Aim —
Return the items verbatim, starting at the beginning of the items and ending with the line that contains "x-axis-title: Timestep (month)".

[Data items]
########################################

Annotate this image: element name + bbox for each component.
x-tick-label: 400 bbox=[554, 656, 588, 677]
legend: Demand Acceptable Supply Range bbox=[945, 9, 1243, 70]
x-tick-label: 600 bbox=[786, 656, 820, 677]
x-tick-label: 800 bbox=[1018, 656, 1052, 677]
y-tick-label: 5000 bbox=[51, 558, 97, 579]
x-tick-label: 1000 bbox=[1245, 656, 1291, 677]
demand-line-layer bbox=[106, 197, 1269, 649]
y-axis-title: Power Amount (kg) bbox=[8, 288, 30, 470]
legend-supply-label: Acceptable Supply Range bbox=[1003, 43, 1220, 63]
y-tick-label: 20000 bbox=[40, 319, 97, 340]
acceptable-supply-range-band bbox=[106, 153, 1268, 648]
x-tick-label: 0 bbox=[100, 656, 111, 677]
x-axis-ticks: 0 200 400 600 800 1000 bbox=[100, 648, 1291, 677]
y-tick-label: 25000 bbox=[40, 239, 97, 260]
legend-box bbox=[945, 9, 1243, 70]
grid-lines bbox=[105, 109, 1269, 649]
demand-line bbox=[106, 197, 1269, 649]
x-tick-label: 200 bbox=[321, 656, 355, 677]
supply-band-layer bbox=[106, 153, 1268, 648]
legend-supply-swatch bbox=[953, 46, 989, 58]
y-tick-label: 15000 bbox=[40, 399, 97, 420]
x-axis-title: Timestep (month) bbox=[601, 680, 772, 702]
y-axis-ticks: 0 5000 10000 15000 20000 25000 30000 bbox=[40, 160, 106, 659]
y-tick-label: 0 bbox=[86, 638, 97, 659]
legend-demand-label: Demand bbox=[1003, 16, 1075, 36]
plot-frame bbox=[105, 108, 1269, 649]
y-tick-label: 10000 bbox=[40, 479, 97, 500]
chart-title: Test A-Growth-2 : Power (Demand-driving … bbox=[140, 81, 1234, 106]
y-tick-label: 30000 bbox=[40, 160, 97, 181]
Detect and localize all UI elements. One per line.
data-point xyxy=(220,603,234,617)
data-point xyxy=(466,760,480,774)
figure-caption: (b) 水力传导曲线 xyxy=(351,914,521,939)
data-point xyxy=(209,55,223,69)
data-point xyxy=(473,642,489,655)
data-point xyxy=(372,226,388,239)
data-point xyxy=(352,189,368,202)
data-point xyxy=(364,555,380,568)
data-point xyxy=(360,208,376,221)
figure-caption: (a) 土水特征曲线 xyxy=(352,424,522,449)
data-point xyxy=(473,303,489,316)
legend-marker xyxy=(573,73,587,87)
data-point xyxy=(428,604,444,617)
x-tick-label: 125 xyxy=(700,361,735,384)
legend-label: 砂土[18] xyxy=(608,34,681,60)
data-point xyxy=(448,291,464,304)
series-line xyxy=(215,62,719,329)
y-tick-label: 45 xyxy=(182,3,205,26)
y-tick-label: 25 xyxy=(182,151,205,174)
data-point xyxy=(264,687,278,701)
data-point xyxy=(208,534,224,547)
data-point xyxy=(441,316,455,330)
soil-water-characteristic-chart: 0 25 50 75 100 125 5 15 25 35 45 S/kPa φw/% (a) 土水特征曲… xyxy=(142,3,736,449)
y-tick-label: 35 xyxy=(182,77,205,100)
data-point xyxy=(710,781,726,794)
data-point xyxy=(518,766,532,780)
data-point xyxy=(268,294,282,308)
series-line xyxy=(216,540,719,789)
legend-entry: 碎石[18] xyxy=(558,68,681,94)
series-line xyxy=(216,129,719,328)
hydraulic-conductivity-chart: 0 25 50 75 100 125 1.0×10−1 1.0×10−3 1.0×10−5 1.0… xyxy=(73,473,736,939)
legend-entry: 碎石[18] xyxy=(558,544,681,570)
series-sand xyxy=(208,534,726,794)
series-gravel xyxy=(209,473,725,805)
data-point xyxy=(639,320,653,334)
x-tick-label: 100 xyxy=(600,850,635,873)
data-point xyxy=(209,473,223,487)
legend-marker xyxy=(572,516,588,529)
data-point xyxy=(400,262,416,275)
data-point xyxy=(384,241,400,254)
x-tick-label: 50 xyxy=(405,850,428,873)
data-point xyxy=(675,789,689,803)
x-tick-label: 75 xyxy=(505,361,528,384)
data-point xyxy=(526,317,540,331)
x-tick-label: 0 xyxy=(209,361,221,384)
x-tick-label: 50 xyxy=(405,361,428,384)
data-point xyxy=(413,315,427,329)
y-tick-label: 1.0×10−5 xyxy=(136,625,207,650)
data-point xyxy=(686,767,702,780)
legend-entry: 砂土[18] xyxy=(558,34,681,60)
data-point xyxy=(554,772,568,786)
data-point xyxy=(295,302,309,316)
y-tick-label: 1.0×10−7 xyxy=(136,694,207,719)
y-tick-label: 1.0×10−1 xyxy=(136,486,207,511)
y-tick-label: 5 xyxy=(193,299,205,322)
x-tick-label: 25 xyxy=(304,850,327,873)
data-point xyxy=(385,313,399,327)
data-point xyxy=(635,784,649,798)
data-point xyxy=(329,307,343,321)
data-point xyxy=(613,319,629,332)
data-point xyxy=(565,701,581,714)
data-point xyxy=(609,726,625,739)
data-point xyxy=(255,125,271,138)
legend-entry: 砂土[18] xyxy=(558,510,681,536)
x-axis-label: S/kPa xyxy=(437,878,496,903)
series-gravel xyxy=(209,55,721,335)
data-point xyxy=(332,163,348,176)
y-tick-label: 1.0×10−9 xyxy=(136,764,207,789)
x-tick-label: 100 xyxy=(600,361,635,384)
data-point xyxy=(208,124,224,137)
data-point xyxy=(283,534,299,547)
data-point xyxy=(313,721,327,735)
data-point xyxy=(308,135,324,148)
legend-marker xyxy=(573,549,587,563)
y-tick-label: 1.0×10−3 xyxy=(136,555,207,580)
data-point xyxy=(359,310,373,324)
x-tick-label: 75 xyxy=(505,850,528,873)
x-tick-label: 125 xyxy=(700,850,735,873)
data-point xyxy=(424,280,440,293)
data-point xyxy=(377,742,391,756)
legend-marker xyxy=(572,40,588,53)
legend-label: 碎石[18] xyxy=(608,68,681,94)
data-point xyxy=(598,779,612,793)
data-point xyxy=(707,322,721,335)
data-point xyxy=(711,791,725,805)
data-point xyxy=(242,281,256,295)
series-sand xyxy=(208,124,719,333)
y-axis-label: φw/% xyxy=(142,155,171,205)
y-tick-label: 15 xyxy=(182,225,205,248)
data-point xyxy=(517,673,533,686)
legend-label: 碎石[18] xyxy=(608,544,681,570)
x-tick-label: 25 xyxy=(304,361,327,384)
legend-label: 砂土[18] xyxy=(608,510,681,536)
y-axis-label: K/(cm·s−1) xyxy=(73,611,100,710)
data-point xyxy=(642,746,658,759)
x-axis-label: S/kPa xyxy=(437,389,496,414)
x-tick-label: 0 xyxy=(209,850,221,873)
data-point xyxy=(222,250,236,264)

########################################

Full solution —
Annotate this image: element name + bbox for each component.
x-tick-label: 400 bbox=[554, 656, 588, 677]
legend: Demand Acceptable Supply Range bbox=[945, 9, 1243, 70]
x-tick-label: 600 bbox=[786, 656, 820, 677]
x-tick-label: 800 bbox=[1018, 656, 1052, 677]
y-tick-label: 5000 bbox=[51, 558, 97, 579]
x-tick-label: 1000 bbox=[1245, 656, 1291, 677]
demand-line-layer bbox=[106, 197, 1269, 649]
y-axis-title: Power Amount (kg) bbox=[8, 288, 30, 470]
legend-supply-label: Acceptable Supply Range bbox=[1003, 43, 1220, 63]
y-tick-label: 20000 bbox=[40, 319, 97, 340]
acceptable-supply-range-band bbox=[106, 153, 1268, 648]
x-tick-label: 0 bbox=[100, 656, 111, 677]
x-axis-ticks: 0 200 400 600 800 1000 bbox=[100, 648, 1291, 677]
y-tick-label: 25000 bbox=[40, 239, 97, 260]
legend-box bbox=[945, 9, 1243, 70]
grid-lines bbox=[105, 109, 1269, 649]
demand-line bbox=[106, 197, 1269, 649]
x-tick-label: 200 bbox=[321, 656, 355, 677]
supply-band-layer bbox=[106, 153, 1268, 648]
legend-supply-swatch bbox=[953, 46, 989, 58]
y-tick-label: 15000 bbox=[40, 399, 97, 420]
x-axis-title: Timestep (month) bbox=[601, 680, 772, 702]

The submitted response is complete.